• **GOAL OF THE EXERCISE**
Look through the records below and collect all lines that hold the string "吉市矿交采挂字".

Dataset entries:

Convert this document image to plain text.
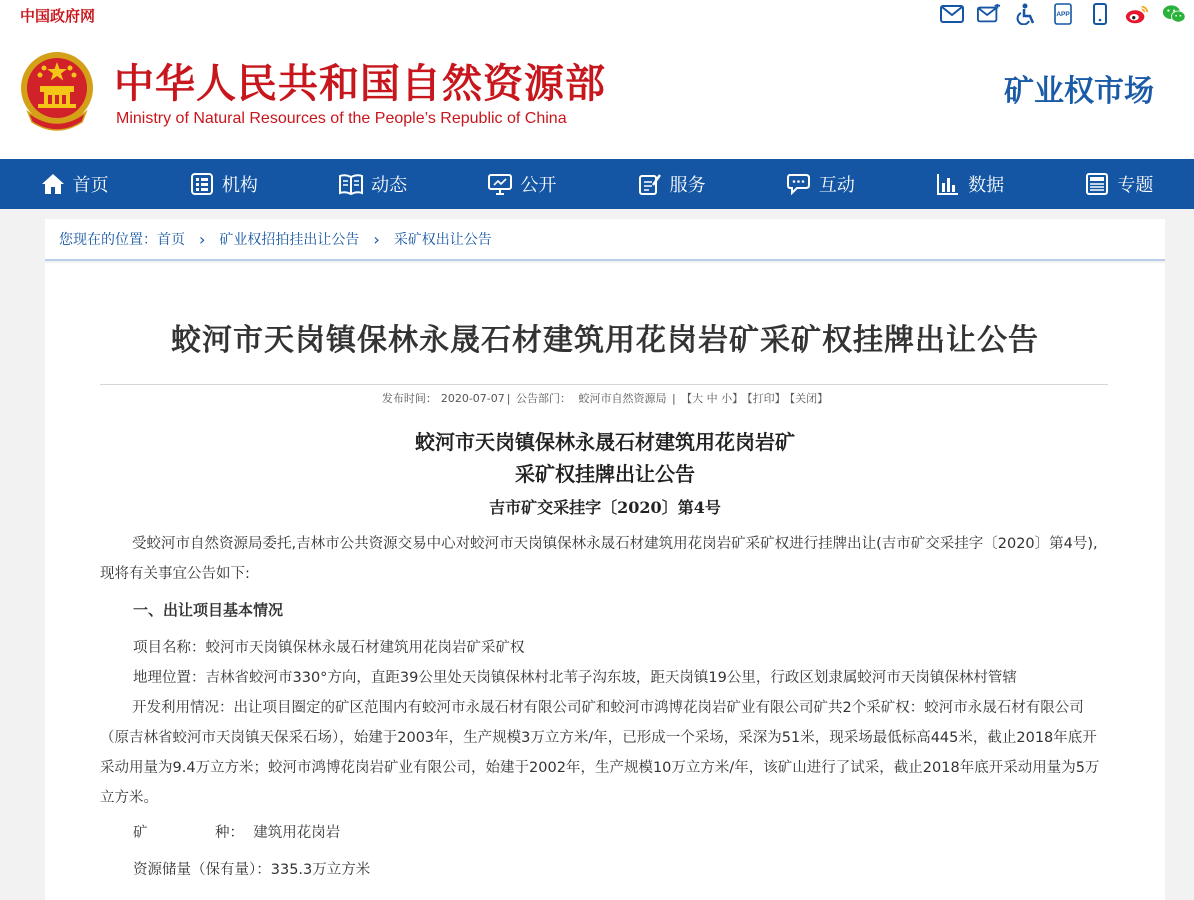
中国政府网	APP
中华人民共和国自然资源部
Ministry of Natural Resources of the People’s Republic of China
矿业权市场
首页	机构	动态	公开	服务	互动	数据	专题
您现在的位置： 首页 › 矿业权招拍挂出让公告 › 采矿权出让公告
蛟河市天岗镇保林永晟石材建筑用花岗岩矿采矿权挂牌出让公告
发布时间： 2020-07-07 | 公告部门： 蛟河市自然资源局 | 【大 中 小】 【打印】 【关闭】
蛟河市天岗镇保林永晟石材建筑用花岗岩矿
采矿权挂牌出让公告
吉市矿交采挂字〔2020〕第4号

受蛟河市自然资源局委托,吉林市公共资源交易中心对蛟河市天岗镇保林永晟石材建筑用花岗岩矿采矿权进行挂牌出让(吉市矿交采挂字〔2020〕第4号),现将有关事宜公告如下:

一、出让项目基本情况

项目名称：蛟河市天岗镇保林永晟石材建筑用花岗岩矿采矿权

地理位置：吉林省蛟河市330°方向，直距39公里处天岗镇保林村北苇子沟东坡，距天岗镇19公里，行政区划隶属蛟河市天岗镇保林村管辖

开发利用情况：出让项目圈定的矿区范围内有蛟河市永晟石材有限公司矿和蛟河市鸿博花岗岩矿业有限公司矿共2个采矿权：蛟河市永晟石材有限公司（原吉林省蛟河市天岗镇天保采石场），始建于2003年，生产规模3万立方米/年，已形成一个采场，采深为51米，现采场最低标高445米，截止2018年底开采动用量为9.4万立方米；蛟河市鸿博花岗岩矿业有限公司，始建于2002年，生产规模10万立方米/年，该矿山进行了试采，截止2018年底开采动用量为5万立方米。

矿	种： 建筑用花岗岩

资源储量（保有量）：335.3万立方米
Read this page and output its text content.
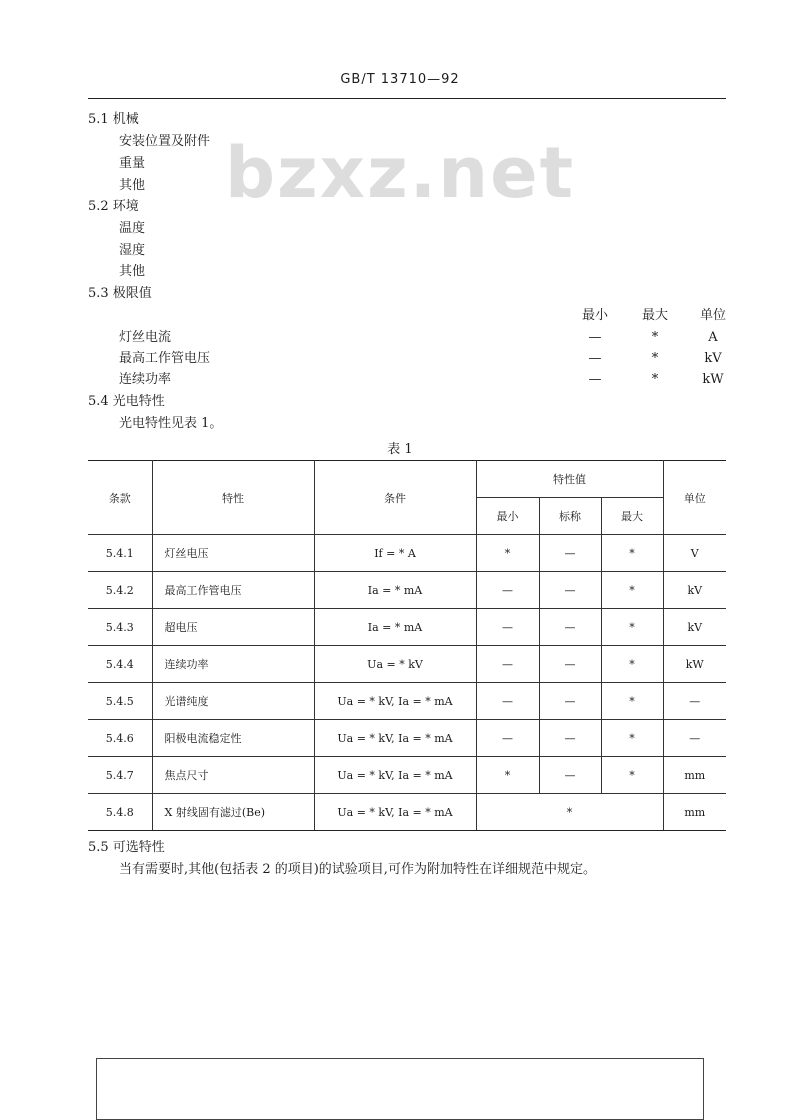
GB/T 13710—92
bzxz.net
5.1 机械
安装位置及附件
重量
其他
5.2 环境
温度
湿度
其他
5.3 极限值
最小	最大	单位
灯丝电流	—	*	A
最高工作管电压	—	*	kV
连续功率	—	*	kW
5.4 光电特性
光电特性见表 1。
表 1
条款	特性	条件	特性值			单位
			最小	标称	最大	
5.4.1	灯丝电压	If = * A	*	—	*	V
5.4.2	最高工作管电压	Ia = * mA	—	—	*	kV
5.4.3	超电压	Ia = * mA	—	—	*	kV
5.4.4	连续功率	Ua = * kV	—	—	*	kW
5.4.5	光谱纯度	Ua = * kV, Ia = * mA	—	—	*	—
5.4.6	阳极电流稳定性	Ua = * kV, Ia = * mA	—	—	*	—
5.4.7	焦点尺寸	Ua = * kV, Ia = * mA	*	—	*	mm
5.4.8	X 射线固有滤过(Be)	Ua = * kV, Ia = * mA	*			mm
5.5 可选特性
当有需要时,其他(包括表 2 的项目)的试验项目,可作为附加特性在详细规范中规定。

• **WRITTEN SOLUTION**
吉市矿交采挂字〔2020〕第4号
受蛟河市自然资源局委托,吉林市公共资源交易中心对蛟河市天岗镇保林永晟石材建筑用花岗岩矿采矿权进行挂牌出让(吉市矿交采挂字〔2020〕第4号),现将有关事宜公告如下:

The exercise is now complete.